■ **WRITTEN EXERCISE**
Here are some records; copy every line that holds the word "금강사는".

■ **TASK INPUTS**
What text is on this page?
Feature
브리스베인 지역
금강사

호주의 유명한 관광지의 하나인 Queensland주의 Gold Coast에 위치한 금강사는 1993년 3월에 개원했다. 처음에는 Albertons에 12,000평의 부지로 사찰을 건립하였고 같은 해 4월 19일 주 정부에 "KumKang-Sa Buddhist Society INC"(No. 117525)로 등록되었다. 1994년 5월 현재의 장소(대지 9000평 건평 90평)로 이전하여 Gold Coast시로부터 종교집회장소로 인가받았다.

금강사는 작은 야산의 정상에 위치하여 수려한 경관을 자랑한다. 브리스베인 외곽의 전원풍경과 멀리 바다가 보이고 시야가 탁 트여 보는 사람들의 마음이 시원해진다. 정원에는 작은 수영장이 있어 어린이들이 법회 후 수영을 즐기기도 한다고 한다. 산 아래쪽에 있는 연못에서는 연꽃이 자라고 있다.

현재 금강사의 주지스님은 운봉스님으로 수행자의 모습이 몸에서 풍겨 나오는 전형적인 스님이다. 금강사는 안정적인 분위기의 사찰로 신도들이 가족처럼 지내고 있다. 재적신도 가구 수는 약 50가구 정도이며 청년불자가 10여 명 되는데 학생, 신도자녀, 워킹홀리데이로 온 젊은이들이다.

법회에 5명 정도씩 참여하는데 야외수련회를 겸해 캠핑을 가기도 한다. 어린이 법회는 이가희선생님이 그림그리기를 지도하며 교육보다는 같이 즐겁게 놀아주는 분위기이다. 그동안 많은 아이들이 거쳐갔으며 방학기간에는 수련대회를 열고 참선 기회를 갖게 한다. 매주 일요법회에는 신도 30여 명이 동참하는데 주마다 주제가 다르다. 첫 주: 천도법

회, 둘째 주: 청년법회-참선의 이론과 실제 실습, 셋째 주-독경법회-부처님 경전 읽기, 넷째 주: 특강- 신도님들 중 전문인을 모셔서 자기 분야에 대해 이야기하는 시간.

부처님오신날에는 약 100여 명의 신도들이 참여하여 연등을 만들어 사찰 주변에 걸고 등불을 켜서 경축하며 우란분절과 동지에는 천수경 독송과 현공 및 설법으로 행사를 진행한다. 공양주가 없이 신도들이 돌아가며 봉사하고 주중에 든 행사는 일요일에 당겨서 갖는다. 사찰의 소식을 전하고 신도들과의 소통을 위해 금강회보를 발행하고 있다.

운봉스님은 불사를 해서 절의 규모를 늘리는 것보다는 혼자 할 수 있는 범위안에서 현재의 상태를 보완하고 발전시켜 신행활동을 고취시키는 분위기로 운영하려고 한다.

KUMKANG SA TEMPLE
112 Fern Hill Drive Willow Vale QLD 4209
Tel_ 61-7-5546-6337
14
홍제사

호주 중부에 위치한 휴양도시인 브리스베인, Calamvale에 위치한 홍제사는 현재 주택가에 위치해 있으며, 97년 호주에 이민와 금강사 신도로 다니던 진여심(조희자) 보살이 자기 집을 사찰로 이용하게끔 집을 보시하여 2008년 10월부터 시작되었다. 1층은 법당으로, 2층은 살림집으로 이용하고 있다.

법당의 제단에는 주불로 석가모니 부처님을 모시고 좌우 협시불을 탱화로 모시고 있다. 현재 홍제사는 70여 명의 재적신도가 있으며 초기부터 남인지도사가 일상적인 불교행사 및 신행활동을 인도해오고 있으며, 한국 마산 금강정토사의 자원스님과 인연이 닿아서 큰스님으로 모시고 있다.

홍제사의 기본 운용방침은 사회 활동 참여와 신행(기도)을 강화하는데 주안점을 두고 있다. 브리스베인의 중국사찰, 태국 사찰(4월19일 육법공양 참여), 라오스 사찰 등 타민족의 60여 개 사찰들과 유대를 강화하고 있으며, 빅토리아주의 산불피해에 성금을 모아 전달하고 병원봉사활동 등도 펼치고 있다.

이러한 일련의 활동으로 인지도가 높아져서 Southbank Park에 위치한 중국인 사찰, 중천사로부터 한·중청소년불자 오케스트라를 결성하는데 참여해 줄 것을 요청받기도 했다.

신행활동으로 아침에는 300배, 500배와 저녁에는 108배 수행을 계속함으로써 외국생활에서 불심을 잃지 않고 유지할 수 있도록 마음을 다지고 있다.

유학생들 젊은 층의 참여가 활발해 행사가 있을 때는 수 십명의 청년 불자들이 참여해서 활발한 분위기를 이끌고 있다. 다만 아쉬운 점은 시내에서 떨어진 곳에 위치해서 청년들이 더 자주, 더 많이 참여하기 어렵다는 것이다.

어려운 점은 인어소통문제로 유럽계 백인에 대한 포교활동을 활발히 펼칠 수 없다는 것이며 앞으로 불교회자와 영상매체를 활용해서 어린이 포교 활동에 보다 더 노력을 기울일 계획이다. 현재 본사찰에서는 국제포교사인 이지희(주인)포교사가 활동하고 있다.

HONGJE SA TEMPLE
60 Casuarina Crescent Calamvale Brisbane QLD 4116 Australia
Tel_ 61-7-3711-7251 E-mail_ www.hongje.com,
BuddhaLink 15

■ **RESPONSE TO THE EXERCISE**
호주의 유명한 관광지의 하나인 Queensland주의 Gold Coast에 위치한 금강사는 1993년 3월에 개원했다. 처음에는 Albertons에 12,000평의 부지로 사찰을 건립하였고 같은 해 4월 19일 주 정부에 "KumKang-Sa Buddhist Society INC"(No. 117525)로 등록되었다. 1994년 5월 현재의 장소(대지 9000평 건평 90평)로 이전하여 Gold Coast시로부터 종교집회장소로 인가받았다.
금강사는 작은 야산의 정상에 위치하여 수려한 경관을 자랑한다. 브리스베인 외곽의 전원풍경과 멀리 바다가 보이고 시야가 탁 트여 보는 사람들의 마음이 시원해진다. 정원에는 작은 수영장이 있어 어린이들이 법회 후 수영을 즐기기도 한다고 한다. 산 아래쪽에 있는 연못에서는 연꽃이 자라고 있다.
현재 금강사의 주지스님은 운봉스님으로 수행자의 모습이 몸에서 풍겨 나오는 전형적인 스님이다. 금강사는 안정적인 분위기의 사찰로 신도들이 가족처럼 지내고 있다. 재적신도 가구 수는 약 50가구 정도이며 청년불자가 10여 명 되는데 학생, 신도자녀, 워킹홀리데이로 온 젊은이들이다.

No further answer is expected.